Provided entries
====

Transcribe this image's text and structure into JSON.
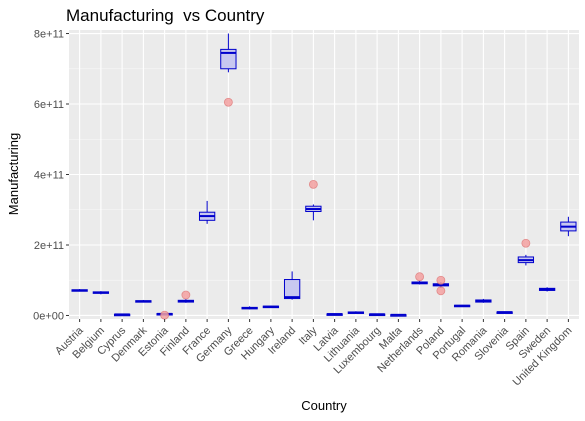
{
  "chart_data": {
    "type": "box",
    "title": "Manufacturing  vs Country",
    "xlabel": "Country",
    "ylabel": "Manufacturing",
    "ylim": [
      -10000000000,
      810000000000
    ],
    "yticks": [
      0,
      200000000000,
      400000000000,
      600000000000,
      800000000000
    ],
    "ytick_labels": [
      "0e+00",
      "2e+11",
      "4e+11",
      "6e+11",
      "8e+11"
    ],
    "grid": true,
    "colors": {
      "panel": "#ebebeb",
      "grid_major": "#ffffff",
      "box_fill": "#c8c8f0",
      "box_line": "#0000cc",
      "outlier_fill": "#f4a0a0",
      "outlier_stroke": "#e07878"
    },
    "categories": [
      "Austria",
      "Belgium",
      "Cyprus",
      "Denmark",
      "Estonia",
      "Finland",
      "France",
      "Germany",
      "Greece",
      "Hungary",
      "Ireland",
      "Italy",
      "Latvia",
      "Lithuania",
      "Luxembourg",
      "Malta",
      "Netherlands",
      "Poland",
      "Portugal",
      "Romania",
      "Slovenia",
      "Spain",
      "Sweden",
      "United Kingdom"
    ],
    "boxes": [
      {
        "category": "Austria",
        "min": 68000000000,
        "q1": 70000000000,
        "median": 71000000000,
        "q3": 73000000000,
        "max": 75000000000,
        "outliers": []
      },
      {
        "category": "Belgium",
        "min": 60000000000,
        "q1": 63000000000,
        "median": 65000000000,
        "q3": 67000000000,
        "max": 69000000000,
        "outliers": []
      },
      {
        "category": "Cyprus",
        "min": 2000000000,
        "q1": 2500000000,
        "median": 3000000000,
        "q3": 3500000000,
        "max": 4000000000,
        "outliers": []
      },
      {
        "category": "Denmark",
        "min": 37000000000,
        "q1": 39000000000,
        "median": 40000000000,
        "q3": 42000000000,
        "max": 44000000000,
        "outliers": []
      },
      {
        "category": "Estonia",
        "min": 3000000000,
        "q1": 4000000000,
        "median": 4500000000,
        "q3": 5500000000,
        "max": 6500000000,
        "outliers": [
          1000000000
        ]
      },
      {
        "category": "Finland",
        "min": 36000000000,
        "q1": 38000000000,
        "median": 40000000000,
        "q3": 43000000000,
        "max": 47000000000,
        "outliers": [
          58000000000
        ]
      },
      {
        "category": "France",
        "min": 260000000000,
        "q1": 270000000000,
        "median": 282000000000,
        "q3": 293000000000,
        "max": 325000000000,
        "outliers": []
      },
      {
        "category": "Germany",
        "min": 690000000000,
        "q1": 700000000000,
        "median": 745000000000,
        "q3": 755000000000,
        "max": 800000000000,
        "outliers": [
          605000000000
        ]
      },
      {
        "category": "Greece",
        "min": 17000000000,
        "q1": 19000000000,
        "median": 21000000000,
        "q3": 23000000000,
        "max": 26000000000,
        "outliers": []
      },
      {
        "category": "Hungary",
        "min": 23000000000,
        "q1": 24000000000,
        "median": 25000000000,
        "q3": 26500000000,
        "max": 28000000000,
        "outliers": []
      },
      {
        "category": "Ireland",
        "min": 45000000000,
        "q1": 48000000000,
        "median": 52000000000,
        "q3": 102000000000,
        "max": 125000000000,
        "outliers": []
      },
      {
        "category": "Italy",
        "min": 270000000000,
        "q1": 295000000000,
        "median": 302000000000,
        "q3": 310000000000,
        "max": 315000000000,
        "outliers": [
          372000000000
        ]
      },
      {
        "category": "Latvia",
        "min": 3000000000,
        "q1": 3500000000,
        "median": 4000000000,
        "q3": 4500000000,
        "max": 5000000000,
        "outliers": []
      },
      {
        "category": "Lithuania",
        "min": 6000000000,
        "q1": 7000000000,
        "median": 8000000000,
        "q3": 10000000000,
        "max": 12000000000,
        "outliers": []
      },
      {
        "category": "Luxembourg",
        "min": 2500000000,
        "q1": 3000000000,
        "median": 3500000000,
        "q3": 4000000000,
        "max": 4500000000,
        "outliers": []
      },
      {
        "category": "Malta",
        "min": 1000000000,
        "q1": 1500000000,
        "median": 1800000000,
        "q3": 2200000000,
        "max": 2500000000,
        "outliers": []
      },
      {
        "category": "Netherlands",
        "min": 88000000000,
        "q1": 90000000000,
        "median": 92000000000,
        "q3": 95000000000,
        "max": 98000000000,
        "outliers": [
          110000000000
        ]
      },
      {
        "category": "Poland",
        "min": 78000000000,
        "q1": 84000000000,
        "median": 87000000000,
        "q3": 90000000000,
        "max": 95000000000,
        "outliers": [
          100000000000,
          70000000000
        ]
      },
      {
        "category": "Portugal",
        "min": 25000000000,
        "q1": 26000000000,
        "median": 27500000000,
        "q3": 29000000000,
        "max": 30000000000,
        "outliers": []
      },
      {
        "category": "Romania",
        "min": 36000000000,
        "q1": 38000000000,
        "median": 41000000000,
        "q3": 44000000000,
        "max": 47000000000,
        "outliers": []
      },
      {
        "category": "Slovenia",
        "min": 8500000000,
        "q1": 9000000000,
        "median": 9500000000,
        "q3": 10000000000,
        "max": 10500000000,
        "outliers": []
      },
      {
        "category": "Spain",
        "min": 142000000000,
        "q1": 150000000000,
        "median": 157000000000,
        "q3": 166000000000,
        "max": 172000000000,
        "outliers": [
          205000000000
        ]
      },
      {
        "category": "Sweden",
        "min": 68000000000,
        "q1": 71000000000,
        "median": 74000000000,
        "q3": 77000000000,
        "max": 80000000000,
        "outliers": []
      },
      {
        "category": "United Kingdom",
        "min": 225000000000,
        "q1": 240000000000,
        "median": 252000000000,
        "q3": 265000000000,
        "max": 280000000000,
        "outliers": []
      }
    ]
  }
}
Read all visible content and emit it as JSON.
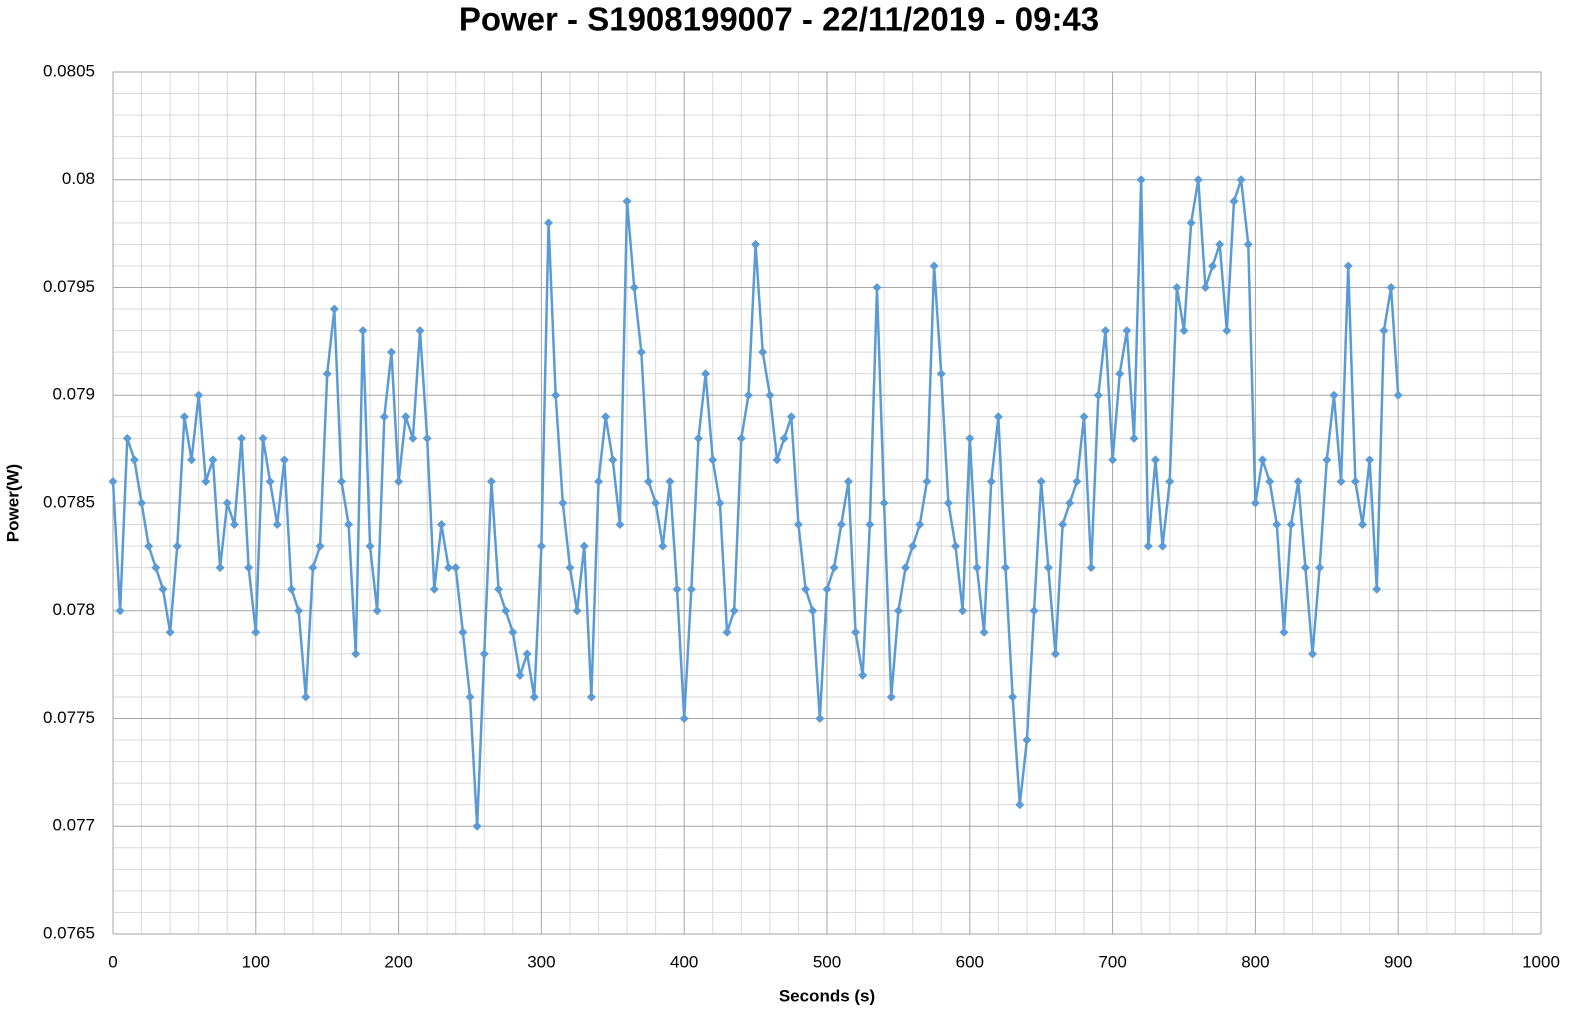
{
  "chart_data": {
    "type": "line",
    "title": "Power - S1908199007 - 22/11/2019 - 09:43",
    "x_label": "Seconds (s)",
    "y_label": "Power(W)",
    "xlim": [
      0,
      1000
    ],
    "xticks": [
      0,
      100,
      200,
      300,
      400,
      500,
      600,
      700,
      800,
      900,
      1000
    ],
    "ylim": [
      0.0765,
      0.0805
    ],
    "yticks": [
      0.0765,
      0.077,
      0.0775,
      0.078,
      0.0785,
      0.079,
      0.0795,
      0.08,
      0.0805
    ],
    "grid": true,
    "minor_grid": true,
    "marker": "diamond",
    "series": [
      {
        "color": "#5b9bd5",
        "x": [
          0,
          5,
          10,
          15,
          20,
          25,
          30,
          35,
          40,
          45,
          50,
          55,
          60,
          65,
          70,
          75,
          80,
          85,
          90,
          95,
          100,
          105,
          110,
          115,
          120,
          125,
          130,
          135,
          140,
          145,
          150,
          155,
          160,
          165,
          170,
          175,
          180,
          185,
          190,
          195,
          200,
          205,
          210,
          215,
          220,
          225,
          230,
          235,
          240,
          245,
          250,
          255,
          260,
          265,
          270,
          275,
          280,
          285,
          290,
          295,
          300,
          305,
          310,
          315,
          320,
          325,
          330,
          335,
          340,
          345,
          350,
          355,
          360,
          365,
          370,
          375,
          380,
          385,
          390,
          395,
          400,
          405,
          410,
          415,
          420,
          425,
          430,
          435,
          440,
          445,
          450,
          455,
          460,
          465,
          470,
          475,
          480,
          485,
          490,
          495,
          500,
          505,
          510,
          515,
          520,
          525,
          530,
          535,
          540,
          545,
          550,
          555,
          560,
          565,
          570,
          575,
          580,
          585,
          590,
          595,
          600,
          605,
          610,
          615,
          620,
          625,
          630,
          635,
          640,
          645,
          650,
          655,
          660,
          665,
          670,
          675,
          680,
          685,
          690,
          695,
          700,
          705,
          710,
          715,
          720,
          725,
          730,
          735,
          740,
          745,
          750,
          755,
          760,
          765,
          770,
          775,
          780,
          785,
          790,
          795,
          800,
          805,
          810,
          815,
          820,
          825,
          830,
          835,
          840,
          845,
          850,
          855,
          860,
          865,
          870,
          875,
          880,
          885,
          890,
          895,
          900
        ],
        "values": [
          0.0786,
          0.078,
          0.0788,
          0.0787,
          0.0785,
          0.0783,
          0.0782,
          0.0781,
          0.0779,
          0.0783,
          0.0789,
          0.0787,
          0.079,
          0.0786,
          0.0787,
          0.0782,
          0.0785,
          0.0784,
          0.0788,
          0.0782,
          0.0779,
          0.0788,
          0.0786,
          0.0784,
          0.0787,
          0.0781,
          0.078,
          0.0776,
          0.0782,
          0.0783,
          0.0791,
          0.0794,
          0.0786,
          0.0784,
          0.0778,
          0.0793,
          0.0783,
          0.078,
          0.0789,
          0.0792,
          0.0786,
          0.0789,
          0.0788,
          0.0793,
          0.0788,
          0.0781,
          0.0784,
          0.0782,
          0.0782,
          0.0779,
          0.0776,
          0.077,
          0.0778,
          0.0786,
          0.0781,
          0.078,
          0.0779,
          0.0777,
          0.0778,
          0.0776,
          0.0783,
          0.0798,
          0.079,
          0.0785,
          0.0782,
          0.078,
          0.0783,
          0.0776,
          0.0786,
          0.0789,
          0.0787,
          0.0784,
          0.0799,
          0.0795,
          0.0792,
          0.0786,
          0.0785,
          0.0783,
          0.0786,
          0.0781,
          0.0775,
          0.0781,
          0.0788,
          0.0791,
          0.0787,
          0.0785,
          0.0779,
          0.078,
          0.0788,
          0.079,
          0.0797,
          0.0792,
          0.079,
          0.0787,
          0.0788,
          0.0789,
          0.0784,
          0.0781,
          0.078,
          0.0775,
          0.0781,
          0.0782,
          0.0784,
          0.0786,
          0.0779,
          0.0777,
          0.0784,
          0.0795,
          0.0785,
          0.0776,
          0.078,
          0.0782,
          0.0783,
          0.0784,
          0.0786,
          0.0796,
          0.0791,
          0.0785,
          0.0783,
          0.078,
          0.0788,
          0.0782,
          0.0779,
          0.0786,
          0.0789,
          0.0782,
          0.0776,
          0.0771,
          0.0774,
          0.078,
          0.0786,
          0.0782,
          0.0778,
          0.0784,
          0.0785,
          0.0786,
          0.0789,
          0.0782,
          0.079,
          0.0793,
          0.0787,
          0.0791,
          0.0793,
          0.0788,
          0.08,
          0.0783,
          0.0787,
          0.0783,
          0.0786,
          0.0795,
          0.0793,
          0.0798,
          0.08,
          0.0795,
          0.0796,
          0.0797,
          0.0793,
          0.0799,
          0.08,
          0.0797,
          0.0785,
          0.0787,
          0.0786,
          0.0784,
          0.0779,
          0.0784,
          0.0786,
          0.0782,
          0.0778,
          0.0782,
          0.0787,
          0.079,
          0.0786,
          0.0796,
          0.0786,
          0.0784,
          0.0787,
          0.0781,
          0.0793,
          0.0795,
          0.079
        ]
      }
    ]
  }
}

====

Short task
Pick out each line that holds the string "title".

Solution for this problem
    "title": "Manufacturing  vs Country",
    "title": "Power - S1908199007 - 22/11/2019 - 09:43",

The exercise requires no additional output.